## begin ENTRIES

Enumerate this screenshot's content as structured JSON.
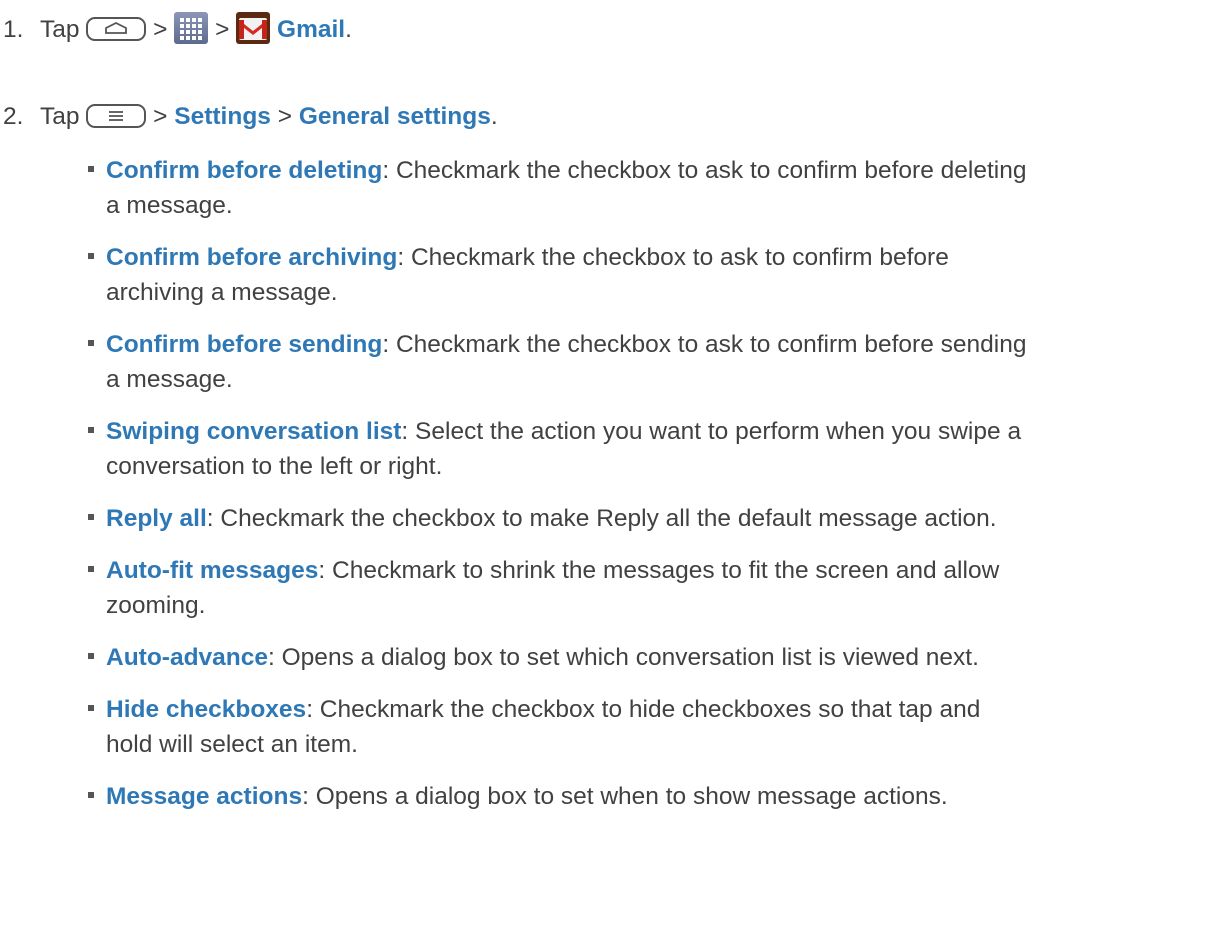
{
  "steps": [
    {
      "number": "1.",
      "tap": "Tap",
      "sep1": ">",
      "sep2": ">",
      "app": "Gmail",
      "end": "."
    },
    {
      "number": "2.",
      "tap": "Tap",
      "sep1": ">",
      "settings": "Settings",
      "sep2": ">",
      "general": "General settings",
      "end": "."
    }
  ],
  "icons": {
    "home": "home-key-icon",
    "apps": "apps-grid-icon",
    "gmail": "gmail-icon",
    "menu": "menu-key-icon"
  },
  "colors": {
    "accent": "#2f78b6",
    "text": "#414141"
  },
  "bullets": [
    {
      "term": "Confirm before deleting",
      "line1": ": Checkmark the checkbox to ask to confirm before deleting",
      "line2": "a message."
    },
    {
      "term": "Confirm before archiving",
      "line1": ": Checkmark the checkbox to ask to confirm before",
      "line2": "archiving a message."
    },
    {
      "term": "Confirm before sending",
      "line1": ": Checkmark the checkbox to ask to confirm before sending",
      "line2": "a message."
    },
    {
      "term": "Swiping conversation list",
      "line1": ": Select the action you want to perform when you swipe a",
      "line2": "conversation to the left or right."
    },
    {
      "term": "Reply all",
      "line1": ": Checkmark the checkbox to make Reply all the default message action.",
      "line2": ""
    },
    {
      "term": "Auto-fit messages",
      "line1": ": Checkmark to shrink the messages to fit the screen and allow",
      "line2": "zooming."
    },
    {
      "term": "Auto-advance",
      "line1": ": Opens a dialog box to set which conversation list is viewed next.",
      "line2": ""
    },
    {
      "term": "Hide checkboxes",
      "line1": ": Checkmark the checkbox to hide checkboxes so that tap and",
      "line2": "hold will select an item."
    },
    {
      "term": "Message actions",
      "line1": ": Opens a dialog box to set when to show message actions.",
      "line2": ""
    }
  ]
}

## end ENTRIES

Transcribe the material exactly, keeping every word and none of the pictures.

TASK ANSWER
Enumerate this screenshot's content as structured JSON.
{
  "steps": [
    {
      "number": "1.",
      "tap": "Tap",
      "sep1": ">",
      "sep2": ">",
      "app": "Gmail",
      "end": "."
    },
    {
      "number": "2.",
      "tap": "Tap",
      "sep1": ">",
      "settings": "Settings",
      "sep2": ">",
      "general": "General settings",
      "end": "."
    }
  ],
  "icons": {
    "home": "home-key-icon",
    "apps": "apps-grid-icon",
    "gmail": "gmail-icon",
    "menu": "menu-key-icon"
  },
  "colors": {
    "accent": "#2f78b6",
    "text": "#414141"
  },
  "bullets": [
    {
      "term": "Confirm before deleting",
      "line1": ": Checkmark the checkbox to ask to confirm before deleting",
      "line2": "a message."
    },
    {
      "term": "Confirm before archiving",
      "line1": ": Checkmark the checkbox to ask to confirm before",
      "line2": "archiving a message."
    },
    {
      "term": "Confirm before sending",
      "line1": ": Checkmark the checkbox to ask to confirm before sending",
      "line2": "a message."
    },
    {
      "term": "Swiping conversation list",
      "line1": ": Select the action you want to perform when you swipe a",
      "line2": "conversation to the left or right."
    },
    {
      "term": "Reply all",
      "line1": ": Checkmark the checkbox to make Reply all the default message action.",
      "line2": ""
    },
    {
      "term": "Auto-fit messages",
      "line1": ": Checkmark to shrink the messages to fit the screen and allow",
      "line2": "zooming."
    },
    {
      "term": "Auto-advance",
      "line1": ": Opens a dialog box to set which conversation list is viewed next.",
      "line2": ""
    },
    {
      "term": "Hide checkboxes",
      "line1": ": Checkmark the checkbox to hide checkboxes so that tap and",
      "line2": "hold will select an item."
    },
    {
      "term": "Message actions",
      "line1": ": Opens a dialog box to set when to show message actions.",
      "line2": ""
    }
  ]
}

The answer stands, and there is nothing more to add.